* Begin EXTRACTED INFORMATION *

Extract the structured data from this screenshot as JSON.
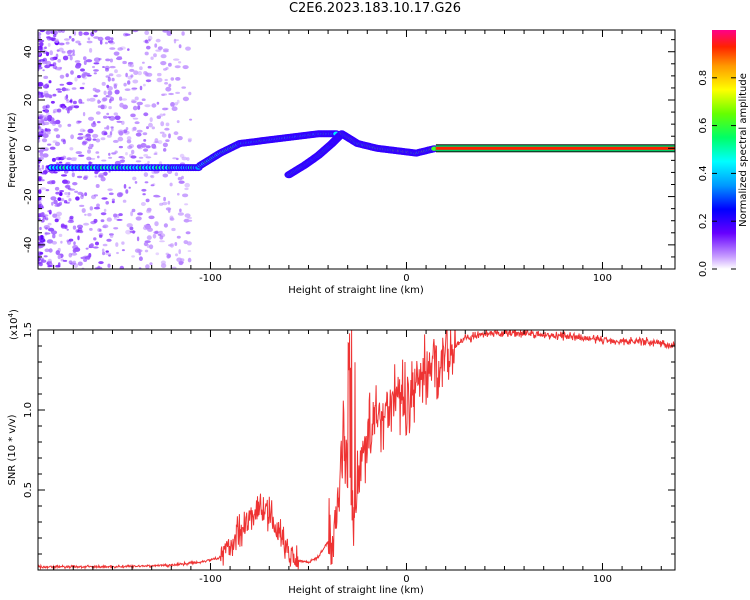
{
  "title": "C2E6.2023.183.10.17.G26",
  "colors": {
    "snr_line": "#ee3333",
    "axis": "#000000"
  },
  "chart_data": [
    {
      "type": "heatmap",
      "name": "spectrogram",
      "xlabel": "Height of straight line (km)",
      "ylabel": "Frequency (Hz)",
      "xlim": [
        -188,
        137
      ],
      "ylim": [
        -50,
        49
      ],
      "xticks": [
        -100,
        0,
        100
      ],
      "yticks": [
        -40,
        -20,
        0,
        20,
        40
      ],
      "colorbar": {
        "label": "Normalized spectral amplitude",
        "range": [
          0,
          1
        ],
        "ticks": [
          "0.0",
          "0.2",
          "0.4",
          "0.6",
          "0.8"
        ],
        "tick_values": [
          0.0,
          0.2,
          0.4,
          0.6,
          0.8
        ]
      },
      "traces": [
        {
          "segment": "flat-low",
          "x": [
            -181,
            -160,
            -140,
            -120,
            -105
          ],
          "y": [
            -8,
            -8,
            -8,
            -8,
            -8
          ],
          "amplitude": 0.45
        },
        {
          "segment": "rising",
          "x": [
            -105,
            -95,
            -85,
            -75,
            -65,
            -55,
            -45,
            -35
          ],
          "y": [
            -7,
            -2,
            2,
            3,
            4,
            5,
            6,
            6
          ],
          "amplitude": 0.5
        },
        {
          "segment": "lower-branch",
          "x": [
            -60,
            -52,
            -45,
            -38,
            -33
          ],
          "y": [
            -11,
            -7,
            -3,
            2,
            6
          ],
          "amplitude": 0.5
        },
        {
          "segment": "descending",
          "x": [
            -33,
            -25,
            -15,
            -5,
            5,
            15
          ],
          "y": [
            6,
            2,
            0,
            -1,
            -2,
            0
          ],
          "amplitude": 0.6
        },
        {
          "segment": "carrier",
          "x": [
            15,
            40,
            70,
            100,
            137
          ],
          "y": [
            0,
            0,
            0,
            0,
            0
          ],
          "amplitude": 0.9
        }
      ]
    },
    {
      "type": "line",
      "name": "snr",
      "xlabel": "Height of straight line (km)",
      "ylabel": "SNR (10 * v/v)",
      "y_multiplier_label": "(x10",
      "y_multiplier_exp": "4",
      "y_multiplier_close": ")",
      "xlim": [
        -188,
        137
      ],
      "ylim": [
        0,
        1.5
      ],
      "xticks": [
        -100,
        0,
        100
      ],
      "yticks": [
        0.5,
        1.0,
        1.5
      ],
      "ytick_labels": [
        "0.5",
        "1.0",
        "1.5"
      ],
      "x": [
        -188,
        -150,
        -120,
        -105,
        -95,
        -90,
        -85,
        -80,
        -75,
        -70,
        -65,
        -60,
        -55,
        -50,
        -45,
        -40,
        -35,
        -32,
        -30,
        -28,
        -25,
        -20,
        -15,
        -10,
        -5,
        0,
        5,
        10,
        15,
        20,
        25,
        30,
        40,
        50,
        60,
        70,
        80,
        90,
        100,
        110,
        120,
        130,
        137
      ],
      "y": [
        0.02,
        0.02,
        0.03,
        0.05,
        0.08,
        0.15,
        0.25,
        0.33,
        0.38,
        0.35,
        0.22,
        0.12,
        0.06,
        0.05,
        0.08,
        0.18,
        0.4,
        0.9,
        0.6,
        0.3,
        0.55,
        0.85,
        0.95,
        1.0,
        1.1,
        1.05,
        1.15,
        1.25,
        1.3,
        1.35,
        1.4,
        1.45,
        1.47,
        1.48,
        1.48,
        1.47,
        1.46,
        1.45,
        1.44,
        1.43,
        1.43,
        1.42,
        1.4
      ]
    }
  ]
}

* End EXTRACTED INFORMATION *

• _GOAL_
The pictures should not be reproduced; quote all of the other material exactly.

• _RIGHT ANSWER_
Extract the structured data from this screenshot as JSON.
{
  "title": "C2E6.2023.183.10.17.G26",
  "colors": {
    "snr_line": "#ee3333",
    "axis": "#000000"
  },
  "chart_data": [
    {
      "type": "heatmap",
      "name": "spectrogram",
      "xlabel": "Height of straight line (km)",
      "ylabel": "Frequency (Hz)",
      "xlim": [
        -188,
        137
      ],
      "ylim": [
        -50,
        49
      ],
      "xticks": [
        -100,
        0,
        100
      ],
      "yticks": [
        -40,
        -20,
        0,
        20,
        40
      ],
      "colorbar": {
        "label": "Normalized spectral amplitude",
        "range": [
          0,
          1
        ],
        "ticks": [
          "0.0",
          "0.2",
          "0.4",
          "0.6",
          "0.8"
        ],
        "tick_values": [
          0.0,
          0.2,
          0.4,
          0.6,
          0.8
        ]
      },
      "traces": [
        {
          "segment": "flat-low",
          "x": [
            -181,
            -160,
            -140,
            -120,
            -105
          ],
          "y": [
            -8,
            -8,
            -8,
            -8,
            -8
          ],
          "amplitude": 0.45
        },
        {
          "segment": "rising",
          "x": [
            -105,
            -95,
            -85,
            -75,
            -65,
            -55,
            -45,
            -35
          ],
          "y": [
            -7,
            -2,
            2,
            3,
            4,
            5,
            6,
            6
          ],
          "amplitude": 0.5
        },
        {
          "segment": "lower-branch",
          "x": [
            -60,
            -52,
            -45,
            -38,
            -33
          ],
          "y": [
            -11,
            -7,
            -3,
            2,
            6
          ],
          "amplitude": 0.5
        },
        {
          "segment": "descending",
          "x": [
            -33,
            -25,
            -15,
            -5,
            5,
            15
          ],
          "y": [
            6,
            2,
            0,
            -1,
            -2,
            0
          ],
          "amplitude": 0.6
        },
        {
          "segment": "carrier",
          "x": [
            15,
            40,
            70,
            100,
            137
          ],
          "y": [
            0,
            0,
            0,
            0,
            0
          ],
          "amplitude": 0.9
        }
      ]
    },
    {
      "type": "line",
      "name": "snr",
      "xlabel": "Height of straight line (km)",
      "ylabel": "SNR (10 * v/v)",
      "y_multiplier_label": "(x10",
      "y_multiplier_exp": "4",
      "y_multiplier_close": ")",
      "xlim": [
        -188,
        137
      ],
      "ylim": [
        0,
        1.5
      ],
      "xticks": [
        -100,
        0,
        100
      ],
      "yticks": [
        0.5,
        1.0,
        1.5
      ],
      "ytick_labels": [
        "0.5",
        "1.0",
        "1.5"
      ],
      "x": [
        -188,
        -150,
        -120,
        -105,
        -95,
        -90,
        -85,
        -80,
        -75,
        -70,
        -65,
        -60,
        -55,
        -50,
        -45,
        -40,
        -35,
        -32,
        -30,
        -28,
        -25,
        -20,
        -15,
        -10,
        -5,
        0,
        5,
        10,
        15,
        20,
        25,
        30,
        40,
        50,
        60,
        70,
        80,
        90,
        100,
        110,
        120,
        130,
        137
      ],
      "y": [
        0.02,
        0.02,
        0.03,
        0.05,
        0.08,
        0.15,
        0.25,
        0.33,
        0.38,
        0.35,
        0.22,
        0.12,
        0.06,
        0.05,
        0.08,
        0.18,
        0.4,
        0.9,
        0.6,
        0.3,
        0.55,
        0.85,
        0.95,
        1.0,
        1.1,
        1.05,
        1.15,
        1.25,
        1.3,
        1.35,
        1.4,
        1.45,
        1.47,
        1.48,
        1.48,
        1.47,
        1.46,
        1.45,
        1.44,
        1.43,
        1.43,
        1.42,
        1.4
      ]
    }
  ]
}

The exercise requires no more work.